►

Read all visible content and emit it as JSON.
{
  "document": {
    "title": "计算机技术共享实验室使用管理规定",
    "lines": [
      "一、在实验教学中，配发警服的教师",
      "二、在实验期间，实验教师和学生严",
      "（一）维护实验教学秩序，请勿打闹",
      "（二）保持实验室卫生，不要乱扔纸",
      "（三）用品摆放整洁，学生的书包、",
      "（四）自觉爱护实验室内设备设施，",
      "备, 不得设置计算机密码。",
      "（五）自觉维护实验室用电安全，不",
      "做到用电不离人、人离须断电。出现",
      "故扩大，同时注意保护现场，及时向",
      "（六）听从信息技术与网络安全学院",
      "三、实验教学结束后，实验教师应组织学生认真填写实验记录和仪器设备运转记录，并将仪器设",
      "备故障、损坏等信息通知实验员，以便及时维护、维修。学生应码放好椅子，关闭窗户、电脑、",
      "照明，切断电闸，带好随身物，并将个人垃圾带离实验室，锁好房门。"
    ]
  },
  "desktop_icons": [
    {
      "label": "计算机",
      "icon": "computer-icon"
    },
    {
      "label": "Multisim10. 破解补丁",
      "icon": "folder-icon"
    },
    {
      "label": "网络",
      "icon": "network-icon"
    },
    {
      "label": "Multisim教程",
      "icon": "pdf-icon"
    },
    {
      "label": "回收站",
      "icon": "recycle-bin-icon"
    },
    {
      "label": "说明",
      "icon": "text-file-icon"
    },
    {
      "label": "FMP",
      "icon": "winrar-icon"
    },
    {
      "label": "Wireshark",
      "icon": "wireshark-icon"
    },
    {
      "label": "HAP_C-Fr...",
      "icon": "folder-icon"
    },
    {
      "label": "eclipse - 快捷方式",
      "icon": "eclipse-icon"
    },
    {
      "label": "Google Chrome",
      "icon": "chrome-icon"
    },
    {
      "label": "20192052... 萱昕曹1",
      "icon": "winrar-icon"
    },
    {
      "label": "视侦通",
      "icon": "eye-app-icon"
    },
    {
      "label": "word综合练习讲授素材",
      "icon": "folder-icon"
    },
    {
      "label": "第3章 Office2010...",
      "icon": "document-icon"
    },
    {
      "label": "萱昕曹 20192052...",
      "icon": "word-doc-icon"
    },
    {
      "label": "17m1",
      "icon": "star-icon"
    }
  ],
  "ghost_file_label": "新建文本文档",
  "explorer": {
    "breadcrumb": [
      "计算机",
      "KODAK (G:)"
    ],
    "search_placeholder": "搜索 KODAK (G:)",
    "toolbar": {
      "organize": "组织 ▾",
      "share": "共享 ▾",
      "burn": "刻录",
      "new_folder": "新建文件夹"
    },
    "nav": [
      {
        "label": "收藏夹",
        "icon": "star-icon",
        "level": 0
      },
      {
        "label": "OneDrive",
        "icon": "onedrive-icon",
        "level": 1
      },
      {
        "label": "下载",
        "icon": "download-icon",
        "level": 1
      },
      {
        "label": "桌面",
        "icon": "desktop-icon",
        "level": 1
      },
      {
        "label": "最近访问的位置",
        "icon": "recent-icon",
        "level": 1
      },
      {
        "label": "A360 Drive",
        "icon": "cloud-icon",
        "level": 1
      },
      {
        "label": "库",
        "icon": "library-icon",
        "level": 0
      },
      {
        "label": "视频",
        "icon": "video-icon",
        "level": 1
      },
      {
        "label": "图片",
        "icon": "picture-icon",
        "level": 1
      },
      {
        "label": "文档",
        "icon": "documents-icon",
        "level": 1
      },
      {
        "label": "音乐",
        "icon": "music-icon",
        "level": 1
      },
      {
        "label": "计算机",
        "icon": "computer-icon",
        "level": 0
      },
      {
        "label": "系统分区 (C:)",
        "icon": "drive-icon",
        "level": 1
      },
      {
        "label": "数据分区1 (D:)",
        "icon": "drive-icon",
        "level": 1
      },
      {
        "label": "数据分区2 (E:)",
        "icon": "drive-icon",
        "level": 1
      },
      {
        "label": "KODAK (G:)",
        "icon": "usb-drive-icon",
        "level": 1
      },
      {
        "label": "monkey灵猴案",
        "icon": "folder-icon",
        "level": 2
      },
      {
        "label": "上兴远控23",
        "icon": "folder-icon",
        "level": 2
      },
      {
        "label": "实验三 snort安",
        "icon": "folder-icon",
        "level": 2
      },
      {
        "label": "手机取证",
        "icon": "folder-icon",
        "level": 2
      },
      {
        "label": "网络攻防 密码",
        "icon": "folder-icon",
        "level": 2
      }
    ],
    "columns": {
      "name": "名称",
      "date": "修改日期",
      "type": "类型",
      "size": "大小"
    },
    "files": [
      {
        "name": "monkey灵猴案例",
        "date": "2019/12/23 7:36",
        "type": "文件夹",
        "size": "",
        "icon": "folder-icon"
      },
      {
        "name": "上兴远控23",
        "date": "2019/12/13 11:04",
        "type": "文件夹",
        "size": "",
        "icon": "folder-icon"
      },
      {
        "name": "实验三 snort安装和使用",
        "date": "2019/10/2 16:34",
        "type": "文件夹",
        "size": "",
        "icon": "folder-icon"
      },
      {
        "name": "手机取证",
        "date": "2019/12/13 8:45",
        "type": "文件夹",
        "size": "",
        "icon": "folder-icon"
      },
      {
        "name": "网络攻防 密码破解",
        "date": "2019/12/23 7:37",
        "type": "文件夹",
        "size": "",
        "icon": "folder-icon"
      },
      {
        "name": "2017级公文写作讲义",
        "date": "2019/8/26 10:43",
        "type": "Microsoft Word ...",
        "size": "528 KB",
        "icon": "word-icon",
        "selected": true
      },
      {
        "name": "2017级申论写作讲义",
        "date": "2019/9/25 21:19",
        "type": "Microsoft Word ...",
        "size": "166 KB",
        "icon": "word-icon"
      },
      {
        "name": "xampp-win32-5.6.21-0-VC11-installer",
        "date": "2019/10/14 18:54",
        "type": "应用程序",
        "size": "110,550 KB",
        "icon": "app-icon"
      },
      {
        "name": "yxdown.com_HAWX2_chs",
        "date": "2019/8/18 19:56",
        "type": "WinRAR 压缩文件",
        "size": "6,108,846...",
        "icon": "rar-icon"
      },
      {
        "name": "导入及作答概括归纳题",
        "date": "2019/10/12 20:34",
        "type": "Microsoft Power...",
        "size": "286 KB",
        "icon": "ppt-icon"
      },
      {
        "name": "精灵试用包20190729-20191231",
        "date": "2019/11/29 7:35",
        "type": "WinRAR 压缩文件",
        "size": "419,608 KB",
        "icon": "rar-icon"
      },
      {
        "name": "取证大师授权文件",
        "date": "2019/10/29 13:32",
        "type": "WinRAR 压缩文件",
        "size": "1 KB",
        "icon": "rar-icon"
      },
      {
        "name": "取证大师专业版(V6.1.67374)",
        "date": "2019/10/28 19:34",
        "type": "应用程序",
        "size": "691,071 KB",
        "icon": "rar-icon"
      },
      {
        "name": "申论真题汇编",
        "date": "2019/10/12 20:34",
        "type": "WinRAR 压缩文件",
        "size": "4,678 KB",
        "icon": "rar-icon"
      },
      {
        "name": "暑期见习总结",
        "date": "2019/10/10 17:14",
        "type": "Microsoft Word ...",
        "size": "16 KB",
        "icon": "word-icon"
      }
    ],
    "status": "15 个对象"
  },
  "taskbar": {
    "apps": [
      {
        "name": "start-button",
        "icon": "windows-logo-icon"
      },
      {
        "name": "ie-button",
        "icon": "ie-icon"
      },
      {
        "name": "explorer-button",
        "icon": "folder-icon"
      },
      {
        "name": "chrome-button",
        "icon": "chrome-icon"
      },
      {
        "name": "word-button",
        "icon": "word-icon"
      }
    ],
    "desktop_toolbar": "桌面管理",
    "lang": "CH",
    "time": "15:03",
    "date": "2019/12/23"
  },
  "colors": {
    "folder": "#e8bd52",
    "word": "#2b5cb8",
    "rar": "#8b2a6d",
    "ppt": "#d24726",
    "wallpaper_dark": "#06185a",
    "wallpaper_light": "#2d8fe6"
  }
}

◄

**Written problem**
Search the records for the word "computer", then list every line that has it.

**Answer in full**
      "icon": "computer-icon"
        "icon": "computer-icon",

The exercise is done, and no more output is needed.